Set down the records once more, please, exactly and with the pictures left out.

**Listing:**

— Start —

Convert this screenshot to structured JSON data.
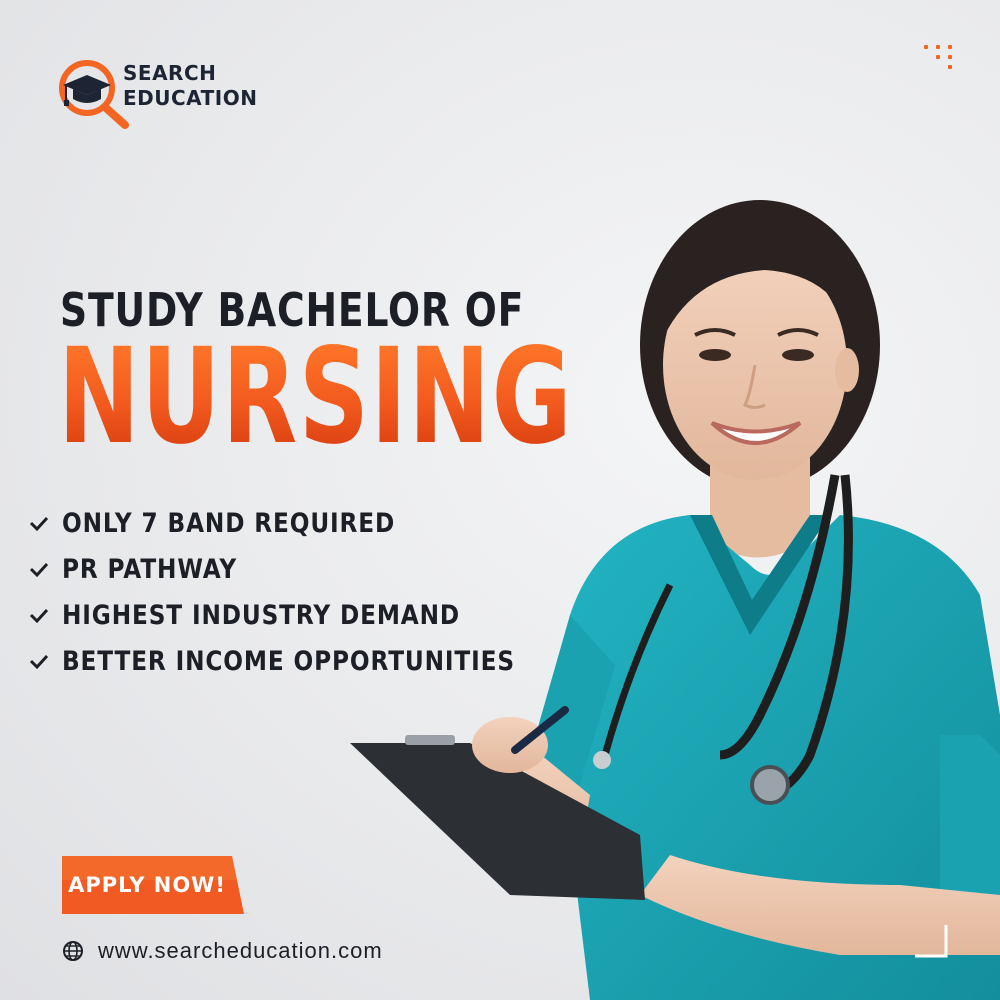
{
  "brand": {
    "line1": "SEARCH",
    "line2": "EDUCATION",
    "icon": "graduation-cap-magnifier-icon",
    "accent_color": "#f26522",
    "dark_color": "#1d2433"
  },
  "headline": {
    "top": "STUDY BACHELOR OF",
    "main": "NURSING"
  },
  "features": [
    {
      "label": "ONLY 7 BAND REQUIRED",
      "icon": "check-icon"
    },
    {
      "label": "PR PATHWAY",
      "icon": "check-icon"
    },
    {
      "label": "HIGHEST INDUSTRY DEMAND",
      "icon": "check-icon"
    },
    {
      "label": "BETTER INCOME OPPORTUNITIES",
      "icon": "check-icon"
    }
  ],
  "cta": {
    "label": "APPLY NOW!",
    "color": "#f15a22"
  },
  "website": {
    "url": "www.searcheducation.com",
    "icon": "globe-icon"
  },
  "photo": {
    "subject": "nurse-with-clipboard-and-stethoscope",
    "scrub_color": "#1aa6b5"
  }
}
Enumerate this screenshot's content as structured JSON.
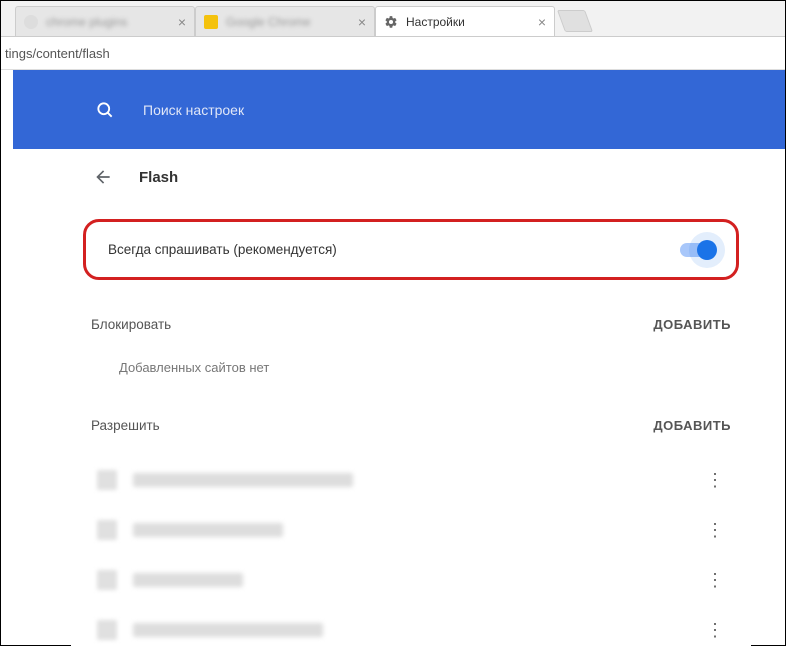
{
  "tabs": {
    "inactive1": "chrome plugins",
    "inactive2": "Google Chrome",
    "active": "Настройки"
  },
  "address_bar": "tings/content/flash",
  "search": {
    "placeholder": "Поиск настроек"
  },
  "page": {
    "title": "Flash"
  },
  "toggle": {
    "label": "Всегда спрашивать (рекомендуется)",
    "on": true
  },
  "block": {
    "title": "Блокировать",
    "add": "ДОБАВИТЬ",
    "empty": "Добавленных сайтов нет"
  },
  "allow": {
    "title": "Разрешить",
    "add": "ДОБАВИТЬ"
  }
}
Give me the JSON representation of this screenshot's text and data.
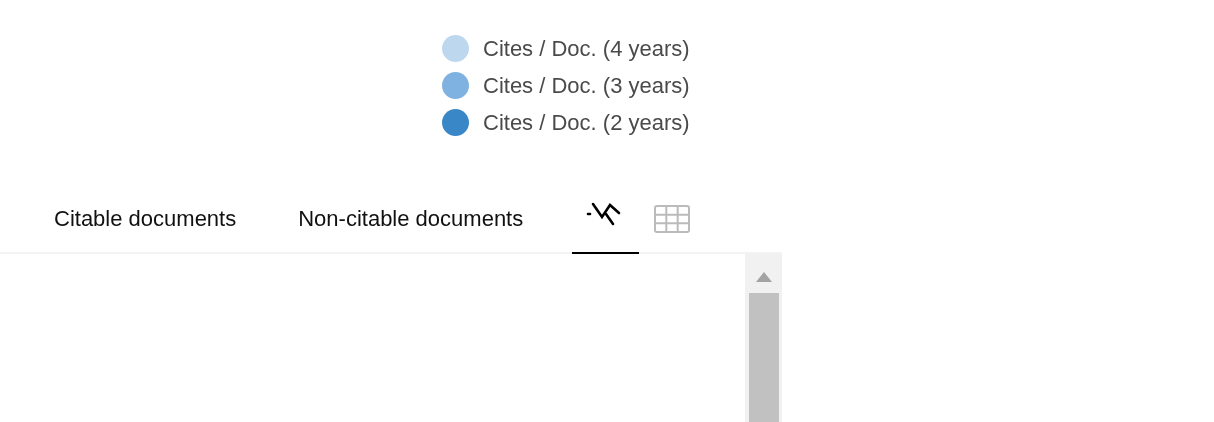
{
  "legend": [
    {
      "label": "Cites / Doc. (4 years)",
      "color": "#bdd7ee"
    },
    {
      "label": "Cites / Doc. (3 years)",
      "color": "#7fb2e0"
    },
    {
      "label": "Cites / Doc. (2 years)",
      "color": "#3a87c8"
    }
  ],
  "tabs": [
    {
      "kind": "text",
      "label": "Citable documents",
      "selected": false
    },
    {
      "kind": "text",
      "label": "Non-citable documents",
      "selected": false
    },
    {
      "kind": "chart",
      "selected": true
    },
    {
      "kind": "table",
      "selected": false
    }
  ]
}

— End —

**Answer to the task:**
Convert this screenshot to structured JSON data.
{
  "brand": {
    "line1": "SEARCH",
    "line2": "EDUCATION",
    "icon": "graduation-cap-magnifier-icon",
    "accent_color": "#f26522",
    "dark_color": "#1d2433"
  },
  "headline": {
    "top": "STUDY BACHELOR OF",
    "main": "NURSING"
  },
  "features": [
    {
      "label": "ONLY 7 BAND REQUIRED",
      "icon": "check-icon"
    },
    {
      "label": "PR PATHWAY",
      "icon": "check-icon"
    },
    {
      "label": "HIGHEST INDUSTRY DEMAND",
      "icon": "check-icon"
    },
    {
      "label": "BETTER INCOME OPPORTUNITIES",
      "icon": "check-icon"
    }
  ],
  "cta": {
    "label": "APPLY NOW!",
    "color": "#f15a22"
  },
  "website": {
    "url": "www.searcheducation.com",
    "icon": "globe-icon"
  },
  "photo": {
    "subject": "nurse-with-clipboard-and-stethoscope",
    "scrub_color": "#1aa6b5"
  }
}
Enumerate this screenshot's content as structured JSON.
{
  "tabs": {
    "inactive1": "chrome plugins",
    "inactive2": "Google Chrome",
    "active": "Настройки"
  },
  "address_bar": "tings/content/flash",
  "search": {
    "placeholder": "Поиск настроек"
  },
  "page": {
    "title": "Flash"
  },
  "toggle": {
    "label": "Всегда спрашивать (рекомендуется)",
    "on": true
  },
  "block": {
    "title": "Блокировать",
    "add": "ДОБАВИТЬ",
    "empty": "Добавленных сайтов нет"
  },
  "allow": {
    "title": "Разрешить",
    "add": "ДОБАВИТЬ"
  }
}
Give me the JSON representation of this screenshot's text and data.
{
  "legend": [
    {
      "label": "Cites / Doc. (4 years)",
      "color": "#bdd7ee"
    },
    {
      "label": "Cites / Doc. (3 years)",
      "color": "#7fb2e0"
    },
    {
      "label": "Cites / Doc. (2 years)",
      "color": "#3a87c8"
    }
  ],
  "tabs": [
    {
      "kind": "text",
      "label": "Citable documents",
      "selected": false
    },
    {
      "kind": "text",
      "label": "Non-citable documents",
      "selected": false
    },
    {
      "kind": "chart",
      "selected": true
    },
    {
      "kind": "table",
      "selected": false
    }
  ]
}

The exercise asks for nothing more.